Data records
=-=-=

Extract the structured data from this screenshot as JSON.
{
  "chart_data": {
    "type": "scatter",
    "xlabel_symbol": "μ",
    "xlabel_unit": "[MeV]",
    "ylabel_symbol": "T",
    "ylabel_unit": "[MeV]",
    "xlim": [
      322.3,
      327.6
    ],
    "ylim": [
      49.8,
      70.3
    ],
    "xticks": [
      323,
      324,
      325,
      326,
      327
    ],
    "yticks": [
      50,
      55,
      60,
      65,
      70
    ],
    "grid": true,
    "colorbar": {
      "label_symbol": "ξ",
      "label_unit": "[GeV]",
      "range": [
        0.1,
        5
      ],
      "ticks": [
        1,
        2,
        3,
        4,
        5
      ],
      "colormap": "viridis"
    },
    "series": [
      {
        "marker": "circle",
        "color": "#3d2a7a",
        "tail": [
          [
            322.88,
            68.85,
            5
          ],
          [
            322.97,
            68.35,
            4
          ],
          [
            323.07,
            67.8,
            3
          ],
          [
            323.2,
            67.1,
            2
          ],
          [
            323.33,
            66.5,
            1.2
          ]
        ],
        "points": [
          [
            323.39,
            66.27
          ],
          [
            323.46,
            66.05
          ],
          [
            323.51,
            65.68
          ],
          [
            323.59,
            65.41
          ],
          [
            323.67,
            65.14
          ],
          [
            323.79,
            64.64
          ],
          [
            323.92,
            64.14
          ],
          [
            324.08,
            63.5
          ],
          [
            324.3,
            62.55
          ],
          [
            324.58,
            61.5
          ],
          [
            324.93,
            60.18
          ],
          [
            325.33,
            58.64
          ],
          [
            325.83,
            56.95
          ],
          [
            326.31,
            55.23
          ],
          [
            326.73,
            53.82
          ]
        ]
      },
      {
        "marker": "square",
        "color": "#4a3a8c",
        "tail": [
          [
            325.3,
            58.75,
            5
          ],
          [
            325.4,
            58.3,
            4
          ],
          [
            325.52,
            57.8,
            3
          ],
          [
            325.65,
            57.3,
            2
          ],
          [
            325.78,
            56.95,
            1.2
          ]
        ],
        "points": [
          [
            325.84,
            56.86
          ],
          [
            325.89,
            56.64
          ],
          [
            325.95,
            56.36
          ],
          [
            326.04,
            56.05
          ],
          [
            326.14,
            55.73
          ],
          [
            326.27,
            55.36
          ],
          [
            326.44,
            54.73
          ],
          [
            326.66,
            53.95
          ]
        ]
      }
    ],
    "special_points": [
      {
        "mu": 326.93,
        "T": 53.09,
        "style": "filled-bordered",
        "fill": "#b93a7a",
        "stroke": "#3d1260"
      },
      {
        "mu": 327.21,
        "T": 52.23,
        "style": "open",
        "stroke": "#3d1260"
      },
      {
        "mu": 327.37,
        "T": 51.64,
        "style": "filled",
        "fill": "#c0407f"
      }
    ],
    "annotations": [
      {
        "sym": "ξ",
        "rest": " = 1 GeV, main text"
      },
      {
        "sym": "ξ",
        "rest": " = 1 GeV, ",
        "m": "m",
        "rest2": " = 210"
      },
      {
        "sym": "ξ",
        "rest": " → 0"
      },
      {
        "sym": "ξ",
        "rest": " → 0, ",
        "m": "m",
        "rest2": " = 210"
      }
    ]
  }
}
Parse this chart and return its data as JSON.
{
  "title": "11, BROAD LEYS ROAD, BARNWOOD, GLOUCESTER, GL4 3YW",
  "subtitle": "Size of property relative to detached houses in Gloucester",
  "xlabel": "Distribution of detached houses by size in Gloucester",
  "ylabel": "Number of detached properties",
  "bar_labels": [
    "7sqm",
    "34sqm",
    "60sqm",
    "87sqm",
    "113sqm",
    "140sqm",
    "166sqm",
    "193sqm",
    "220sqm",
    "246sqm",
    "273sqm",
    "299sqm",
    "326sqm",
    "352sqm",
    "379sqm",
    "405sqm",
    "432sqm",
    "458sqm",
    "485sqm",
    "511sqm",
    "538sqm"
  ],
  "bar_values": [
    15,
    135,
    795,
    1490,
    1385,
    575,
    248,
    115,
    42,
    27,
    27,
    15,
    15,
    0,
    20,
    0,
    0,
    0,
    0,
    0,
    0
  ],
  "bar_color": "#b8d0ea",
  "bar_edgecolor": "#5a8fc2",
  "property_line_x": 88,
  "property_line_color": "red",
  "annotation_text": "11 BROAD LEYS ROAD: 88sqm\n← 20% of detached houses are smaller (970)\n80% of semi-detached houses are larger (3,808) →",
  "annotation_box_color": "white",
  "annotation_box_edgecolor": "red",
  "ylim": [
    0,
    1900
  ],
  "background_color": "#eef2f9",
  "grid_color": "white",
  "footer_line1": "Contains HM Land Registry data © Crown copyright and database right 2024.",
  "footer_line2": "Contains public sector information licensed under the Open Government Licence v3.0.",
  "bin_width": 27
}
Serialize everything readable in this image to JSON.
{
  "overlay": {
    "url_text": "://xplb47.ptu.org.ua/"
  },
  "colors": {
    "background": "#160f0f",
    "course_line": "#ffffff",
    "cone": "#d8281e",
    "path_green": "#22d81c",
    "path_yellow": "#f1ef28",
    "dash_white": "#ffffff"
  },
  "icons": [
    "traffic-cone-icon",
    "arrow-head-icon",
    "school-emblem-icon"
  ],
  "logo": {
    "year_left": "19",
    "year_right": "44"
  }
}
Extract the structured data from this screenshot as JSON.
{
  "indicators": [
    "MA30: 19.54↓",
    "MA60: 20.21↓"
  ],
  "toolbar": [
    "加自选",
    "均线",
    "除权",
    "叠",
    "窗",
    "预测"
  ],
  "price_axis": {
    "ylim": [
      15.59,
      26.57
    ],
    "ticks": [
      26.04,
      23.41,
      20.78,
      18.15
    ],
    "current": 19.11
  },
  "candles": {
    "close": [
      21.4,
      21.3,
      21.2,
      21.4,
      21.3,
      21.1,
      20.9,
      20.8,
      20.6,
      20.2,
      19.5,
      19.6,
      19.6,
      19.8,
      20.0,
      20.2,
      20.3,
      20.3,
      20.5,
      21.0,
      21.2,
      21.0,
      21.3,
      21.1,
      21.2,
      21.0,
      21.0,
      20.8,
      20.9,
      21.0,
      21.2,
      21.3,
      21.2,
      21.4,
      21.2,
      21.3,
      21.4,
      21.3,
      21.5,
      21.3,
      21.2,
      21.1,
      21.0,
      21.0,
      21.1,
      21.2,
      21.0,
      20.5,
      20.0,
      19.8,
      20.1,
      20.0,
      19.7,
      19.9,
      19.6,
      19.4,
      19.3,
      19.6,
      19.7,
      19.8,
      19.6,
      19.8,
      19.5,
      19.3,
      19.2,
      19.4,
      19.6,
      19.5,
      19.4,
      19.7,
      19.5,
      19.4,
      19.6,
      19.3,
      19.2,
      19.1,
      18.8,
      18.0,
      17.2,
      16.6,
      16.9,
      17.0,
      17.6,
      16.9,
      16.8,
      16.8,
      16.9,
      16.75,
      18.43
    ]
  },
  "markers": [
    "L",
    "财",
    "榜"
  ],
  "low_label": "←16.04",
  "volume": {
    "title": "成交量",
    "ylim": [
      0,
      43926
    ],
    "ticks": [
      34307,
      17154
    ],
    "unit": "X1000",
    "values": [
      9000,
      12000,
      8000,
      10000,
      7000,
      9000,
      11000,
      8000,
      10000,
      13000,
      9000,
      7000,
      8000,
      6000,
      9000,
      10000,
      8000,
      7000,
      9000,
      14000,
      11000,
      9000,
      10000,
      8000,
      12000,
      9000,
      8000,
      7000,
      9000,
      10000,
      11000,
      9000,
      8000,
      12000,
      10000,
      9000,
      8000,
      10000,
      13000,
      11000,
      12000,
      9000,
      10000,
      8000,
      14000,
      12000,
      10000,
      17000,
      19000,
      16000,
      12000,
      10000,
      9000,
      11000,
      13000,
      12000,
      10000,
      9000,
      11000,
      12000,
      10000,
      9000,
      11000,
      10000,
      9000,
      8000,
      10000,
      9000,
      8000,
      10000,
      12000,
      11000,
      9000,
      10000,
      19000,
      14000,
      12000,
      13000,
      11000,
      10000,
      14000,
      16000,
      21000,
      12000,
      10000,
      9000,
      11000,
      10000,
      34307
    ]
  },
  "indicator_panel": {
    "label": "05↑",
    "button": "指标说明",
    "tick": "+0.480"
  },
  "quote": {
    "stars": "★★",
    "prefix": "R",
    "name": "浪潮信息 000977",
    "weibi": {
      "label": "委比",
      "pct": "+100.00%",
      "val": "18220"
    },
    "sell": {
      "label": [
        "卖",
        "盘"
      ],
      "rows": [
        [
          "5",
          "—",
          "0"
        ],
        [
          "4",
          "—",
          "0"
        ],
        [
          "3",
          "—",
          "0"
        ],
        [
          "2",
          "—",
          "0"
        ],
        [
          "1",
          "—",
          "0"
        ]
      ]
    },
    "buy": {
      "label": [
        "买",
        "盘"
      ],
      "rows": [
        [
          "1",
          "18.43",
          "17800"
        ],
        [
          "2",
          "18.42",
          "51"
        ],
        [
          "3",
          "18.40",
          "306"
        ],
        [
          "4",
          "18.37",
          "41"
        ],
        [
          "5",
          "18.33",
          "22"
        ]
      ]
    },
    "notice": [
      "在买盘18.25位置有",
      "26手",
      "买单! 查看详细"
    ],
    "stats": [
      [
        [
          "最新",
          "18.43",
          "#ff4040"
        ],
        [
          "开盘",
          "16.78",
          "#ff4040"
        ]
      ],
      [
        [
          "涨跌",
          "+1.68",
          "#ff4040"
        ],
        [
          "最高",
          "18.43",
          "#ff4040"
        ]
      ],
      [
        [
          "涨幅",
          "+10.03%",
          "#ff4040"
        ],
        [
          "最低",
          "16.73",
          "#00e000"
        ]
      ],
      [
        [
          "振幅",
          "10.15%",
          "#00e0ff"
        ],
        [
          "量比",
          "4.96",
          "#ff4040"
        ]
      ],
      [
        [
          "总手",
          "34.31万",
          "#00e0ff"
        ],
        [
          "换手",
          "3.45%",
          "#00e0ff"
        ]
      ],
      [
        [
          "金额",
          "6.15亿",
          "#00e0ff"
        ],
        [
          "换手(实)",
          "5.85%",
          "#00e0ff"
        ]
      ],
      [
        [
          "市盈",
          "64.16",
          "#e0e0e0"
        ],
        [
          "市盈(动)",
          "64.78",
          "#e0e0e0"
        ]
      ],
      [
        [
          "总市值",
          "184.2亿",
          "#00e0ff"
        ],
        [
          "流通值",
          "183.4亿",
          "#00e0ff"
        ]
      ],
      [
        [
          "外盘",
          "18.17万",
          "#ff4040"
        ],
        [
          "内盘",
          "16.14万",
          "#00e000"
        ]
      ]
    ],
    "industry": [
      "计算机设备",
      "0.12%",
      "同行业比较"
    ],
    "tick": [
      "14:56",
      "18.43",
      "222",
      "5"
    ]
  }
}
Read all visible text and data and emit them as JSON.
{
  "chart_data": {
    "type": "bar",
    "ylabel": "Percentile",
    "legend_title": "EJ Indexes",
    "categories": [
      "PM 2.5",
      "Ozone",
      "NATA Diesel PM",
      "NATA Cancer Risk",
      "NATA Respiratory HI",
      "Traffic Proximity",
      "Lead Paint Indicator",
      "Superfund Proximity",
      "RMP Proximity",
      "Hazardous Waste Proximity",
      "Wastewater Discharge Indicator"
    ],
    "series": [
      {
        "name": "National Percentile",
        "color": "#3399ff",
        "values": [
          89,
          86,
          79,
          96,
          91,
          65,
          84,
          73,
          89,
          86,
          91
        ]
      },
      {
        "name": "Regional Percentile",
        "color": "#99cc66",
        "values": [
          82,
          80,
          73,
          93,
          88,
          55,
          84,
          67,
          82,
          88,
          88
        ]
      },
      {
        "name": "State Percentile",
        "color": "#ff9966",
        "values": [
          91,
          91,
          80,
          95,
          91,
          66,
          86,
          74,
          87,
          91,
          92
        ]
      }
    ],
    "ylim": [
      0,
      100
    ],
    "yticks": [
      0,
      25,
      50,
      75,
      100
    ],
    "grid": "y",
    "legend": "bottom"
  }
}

=-=-=

> [Exercise details]: Which lines include the word "ffffff"? Copy every one of them.

> [Result of this exercise]:
    "course_line": "#ffffff",
    "dash_white": "#ffffff"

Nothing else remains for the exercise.